--- Begin ---

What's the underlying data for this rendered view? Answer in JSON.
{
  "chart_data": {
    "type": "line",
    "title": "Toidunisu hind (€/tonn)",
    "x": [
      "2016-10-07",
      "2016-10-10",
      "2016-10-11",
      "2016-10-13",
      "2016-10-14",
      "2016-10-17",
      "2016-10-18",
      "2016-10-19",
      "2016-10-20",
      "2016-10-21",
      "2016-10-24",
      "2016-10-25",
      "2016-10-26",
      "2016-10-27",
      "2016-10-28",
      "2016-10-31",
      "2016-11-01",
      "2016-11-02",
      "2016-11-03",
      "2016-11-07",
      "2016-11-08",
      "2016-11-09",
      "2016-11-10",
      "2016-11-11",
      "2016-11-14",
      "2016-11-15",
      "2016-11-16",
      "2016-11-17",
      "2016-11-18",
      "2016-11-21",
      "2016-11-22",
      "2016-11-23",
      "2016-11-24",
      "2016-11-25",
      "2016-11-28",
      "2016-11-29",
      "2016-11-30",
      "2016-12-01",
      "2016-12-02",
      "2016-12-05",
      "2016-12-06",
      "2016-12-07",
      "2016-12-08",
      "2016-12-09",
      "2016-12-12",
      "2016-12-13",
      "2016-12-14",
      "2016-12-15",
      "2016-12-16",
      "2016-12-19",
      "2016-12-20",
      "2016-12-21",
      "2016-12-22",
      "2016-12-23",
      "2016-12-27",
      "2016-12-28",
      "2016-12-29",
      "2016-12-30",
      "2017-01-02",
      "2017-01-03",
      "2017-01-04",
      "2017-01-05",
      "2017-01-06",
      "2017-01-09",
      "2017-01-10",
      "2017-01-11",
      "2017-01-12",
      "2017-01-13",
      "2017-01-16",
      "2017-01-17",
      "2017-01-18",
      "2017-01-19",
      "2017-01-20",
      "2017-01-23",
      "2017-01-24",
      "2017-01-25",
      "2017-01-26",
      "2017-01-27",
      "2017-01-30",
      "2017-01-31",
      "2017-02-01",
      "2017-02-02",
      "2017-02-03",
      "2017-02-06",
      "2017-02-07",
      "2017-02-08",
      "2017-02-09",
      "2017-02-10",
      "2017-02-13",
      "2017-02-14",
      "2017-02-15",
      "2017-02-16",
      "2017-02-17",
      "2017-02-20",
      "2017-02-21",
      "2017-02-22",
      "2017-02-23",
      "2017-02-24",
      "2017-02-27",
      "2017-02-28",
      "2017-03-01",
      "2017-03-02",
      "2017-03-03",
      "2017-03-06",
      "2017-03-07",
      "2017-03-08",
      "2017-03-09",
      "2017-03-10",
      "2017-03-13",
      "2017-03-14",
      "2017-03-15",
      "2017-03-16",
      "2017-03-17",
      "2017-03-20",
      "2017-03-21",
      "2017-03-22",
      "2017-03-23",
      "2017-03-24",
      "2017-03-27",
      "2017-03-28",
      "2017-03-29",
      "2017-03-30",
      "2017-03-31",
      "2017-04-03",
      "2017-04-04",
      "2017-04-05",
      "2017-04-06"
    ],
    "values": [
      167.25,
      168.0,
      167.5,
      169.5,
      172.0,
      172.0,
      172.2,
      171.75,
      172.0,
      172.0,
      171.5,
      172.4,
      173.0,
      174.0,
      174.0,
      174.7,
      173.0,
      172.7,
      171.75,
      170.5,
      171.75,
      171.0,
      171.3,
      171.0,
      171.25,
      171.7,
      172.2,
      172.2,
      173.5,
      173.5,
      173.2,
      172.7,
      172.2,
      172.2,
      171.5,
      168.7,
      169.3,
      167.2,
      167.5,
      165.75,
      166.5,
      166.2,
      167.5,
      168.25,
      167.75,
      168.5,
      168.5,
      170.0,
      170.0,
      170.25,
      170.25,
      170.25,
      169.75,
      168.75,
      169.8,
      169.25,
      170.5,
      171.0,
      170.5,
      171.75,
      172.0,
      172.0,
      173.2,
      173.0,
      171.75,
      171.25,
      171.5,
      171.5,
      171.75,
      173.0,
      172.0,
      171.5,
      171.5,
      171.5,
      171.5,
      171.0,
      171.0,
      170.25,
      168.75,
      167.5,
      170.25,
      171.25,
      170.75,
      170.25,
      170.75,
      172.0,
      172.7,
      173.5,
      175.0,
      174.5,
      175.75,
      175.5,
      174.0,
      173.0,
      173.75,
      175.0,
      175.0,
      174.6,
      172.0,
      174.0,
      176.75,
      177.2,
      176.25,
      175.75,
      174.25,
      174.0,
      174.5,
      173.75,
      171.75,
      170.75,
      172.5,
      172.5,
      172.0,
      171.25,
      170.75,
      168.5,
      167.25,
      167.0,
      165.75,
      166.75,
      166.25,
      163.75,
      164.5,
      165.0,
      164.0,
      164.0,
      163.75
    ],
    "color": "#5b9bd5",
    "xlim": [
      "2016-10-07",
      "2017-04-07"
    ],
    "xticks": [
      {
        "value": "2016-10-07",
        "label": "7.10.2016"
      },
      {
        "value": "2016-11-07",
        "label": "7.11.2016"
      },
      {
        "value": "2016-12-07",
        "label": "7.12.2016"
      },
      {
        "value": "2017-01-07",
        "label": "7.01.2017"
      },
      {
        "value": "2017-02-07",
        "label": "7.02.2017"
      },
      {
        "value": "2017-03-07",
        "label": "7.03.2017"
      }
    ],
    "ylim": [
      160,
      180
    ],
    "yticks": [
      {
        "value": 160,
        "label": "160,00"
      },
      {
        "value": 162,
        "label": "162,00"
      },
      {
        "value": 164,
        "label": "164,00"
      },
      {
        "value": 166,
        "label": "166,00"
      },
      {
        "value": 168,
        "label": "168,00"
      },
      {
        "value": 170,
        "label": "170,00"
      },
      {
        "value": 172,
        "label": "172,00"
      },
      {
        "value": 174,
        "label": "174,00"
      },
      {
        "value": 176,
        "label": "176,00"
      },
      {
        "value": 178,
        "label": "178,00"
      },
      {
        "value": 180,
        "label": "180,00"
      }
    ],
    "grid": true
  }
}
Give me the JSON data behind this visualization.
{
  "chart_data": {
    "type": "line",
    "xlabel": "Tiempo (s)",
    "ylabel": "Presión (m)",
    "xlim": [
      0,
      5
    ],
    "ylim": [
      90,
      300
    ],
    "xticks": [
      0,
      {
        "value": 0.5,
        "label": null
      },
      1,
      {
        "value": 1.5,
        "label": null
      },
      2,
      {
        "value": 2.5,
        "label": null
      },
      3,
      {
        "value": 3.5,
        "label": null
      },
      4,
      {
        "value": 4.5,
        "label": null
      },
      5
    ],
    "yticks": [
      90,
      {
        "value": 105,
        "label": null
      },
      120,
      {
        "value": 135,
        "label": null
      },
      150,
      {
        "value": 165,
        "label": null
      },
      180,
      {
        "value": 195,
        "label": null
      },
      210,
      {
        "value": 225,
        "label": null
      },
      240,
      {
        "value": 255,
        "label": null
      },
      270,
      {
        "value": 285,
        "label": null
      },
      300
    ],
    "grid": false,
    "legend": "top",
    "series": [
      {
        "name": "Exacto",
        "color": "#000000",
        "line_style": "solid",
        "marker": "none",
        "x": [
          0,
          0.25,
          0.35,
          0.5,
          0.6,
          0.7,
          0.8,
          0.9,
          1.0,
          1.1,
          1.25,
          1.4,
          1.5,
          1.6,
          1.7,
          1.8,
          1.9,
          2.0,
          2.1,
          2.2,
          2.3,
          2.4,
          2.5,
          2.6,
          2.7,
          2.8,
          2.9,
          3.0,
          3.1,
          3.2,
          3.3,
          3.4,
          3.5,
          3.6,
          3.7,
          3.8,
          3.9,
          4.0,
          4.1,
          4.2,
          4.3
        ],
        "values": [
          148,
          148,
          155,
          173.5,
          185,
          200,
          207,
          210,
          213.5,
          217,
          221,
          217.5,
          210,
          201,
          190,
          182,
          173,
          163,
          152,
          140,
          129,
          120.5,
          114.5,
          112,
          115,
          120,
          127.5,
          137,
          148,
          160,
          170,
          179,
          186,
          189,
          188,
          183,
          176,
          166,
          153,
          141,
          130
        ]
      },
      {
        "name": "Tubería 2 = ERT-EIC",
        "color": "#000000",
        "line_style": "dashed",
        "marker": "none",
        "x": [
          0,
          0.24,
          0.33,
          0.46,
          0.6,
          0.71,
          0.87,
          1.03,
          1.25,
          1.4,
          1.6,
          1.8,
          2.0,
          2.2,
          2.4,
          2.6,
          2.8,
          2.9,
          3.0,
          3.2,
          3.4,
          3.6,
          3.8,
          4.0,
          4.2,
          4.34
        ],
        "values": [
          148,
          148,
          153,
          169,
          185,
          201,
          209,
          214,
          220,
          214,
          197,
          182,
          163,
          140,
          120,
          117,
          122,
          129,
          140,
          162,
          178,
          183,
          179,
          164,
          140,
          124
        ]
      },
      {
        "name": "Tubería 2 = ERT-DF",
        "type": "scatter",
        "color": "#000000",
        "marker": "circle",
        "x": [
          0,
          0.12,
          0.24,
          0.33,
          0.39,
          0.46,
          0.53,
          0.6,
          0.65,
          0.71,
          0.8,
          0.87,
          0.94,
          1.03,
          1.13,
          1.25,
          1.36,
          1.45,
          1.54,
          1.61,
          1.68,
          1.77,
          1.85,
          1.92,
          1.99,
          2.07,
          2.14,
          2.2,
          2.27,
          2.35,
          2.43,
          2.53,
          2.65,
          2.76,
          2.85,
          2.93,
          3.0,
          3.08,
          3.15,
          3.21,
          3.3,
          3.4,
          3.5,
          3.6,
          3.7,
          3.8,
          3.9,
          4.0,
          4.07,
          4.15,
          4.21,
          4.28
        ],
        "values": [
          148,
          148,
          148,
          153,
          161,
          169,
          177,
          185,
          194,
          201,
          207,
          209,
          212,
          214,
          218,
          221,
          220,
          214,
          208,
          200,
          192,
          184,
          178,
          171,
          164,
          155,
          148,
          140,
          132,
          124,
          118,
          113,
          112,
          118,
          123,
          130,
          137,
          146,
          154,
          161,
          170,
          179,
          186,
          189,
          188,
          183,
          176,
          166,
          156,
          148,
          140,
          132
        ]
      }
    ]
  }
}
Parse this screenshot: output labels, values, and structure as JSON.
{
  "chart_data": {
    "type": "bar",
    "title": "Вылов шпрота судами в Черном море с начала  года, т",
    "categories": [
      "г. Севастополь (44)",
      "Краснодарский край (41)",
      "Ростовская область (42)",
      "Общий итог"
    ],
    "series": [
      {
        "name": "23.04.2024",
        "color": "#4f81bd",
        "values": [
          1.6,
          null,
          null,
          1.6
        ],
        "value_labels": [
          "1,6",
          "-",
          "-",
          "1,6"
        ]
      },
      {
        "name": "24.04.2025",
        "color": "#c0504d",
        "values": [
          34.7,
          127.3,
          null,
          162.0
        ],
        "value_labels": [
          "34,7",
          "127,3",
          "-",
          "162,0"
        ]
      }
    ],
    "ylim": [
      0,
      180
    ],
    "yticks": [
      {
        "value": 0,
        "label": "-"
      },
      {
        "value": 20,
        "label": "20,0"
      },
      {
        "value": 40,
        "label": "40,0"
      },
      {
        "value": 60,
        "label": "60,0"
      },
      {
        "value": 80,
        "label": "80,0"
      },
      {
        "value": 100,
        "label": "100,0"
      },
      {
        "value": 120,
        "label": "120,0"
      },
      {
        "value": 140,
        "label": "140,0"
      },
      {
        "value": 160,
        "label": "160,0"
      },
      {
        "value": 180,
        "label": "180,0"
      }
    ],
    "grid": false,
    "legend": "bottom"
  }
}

--- End ---

Say how many lines contain the string "JSON", giving nothing but the count.

3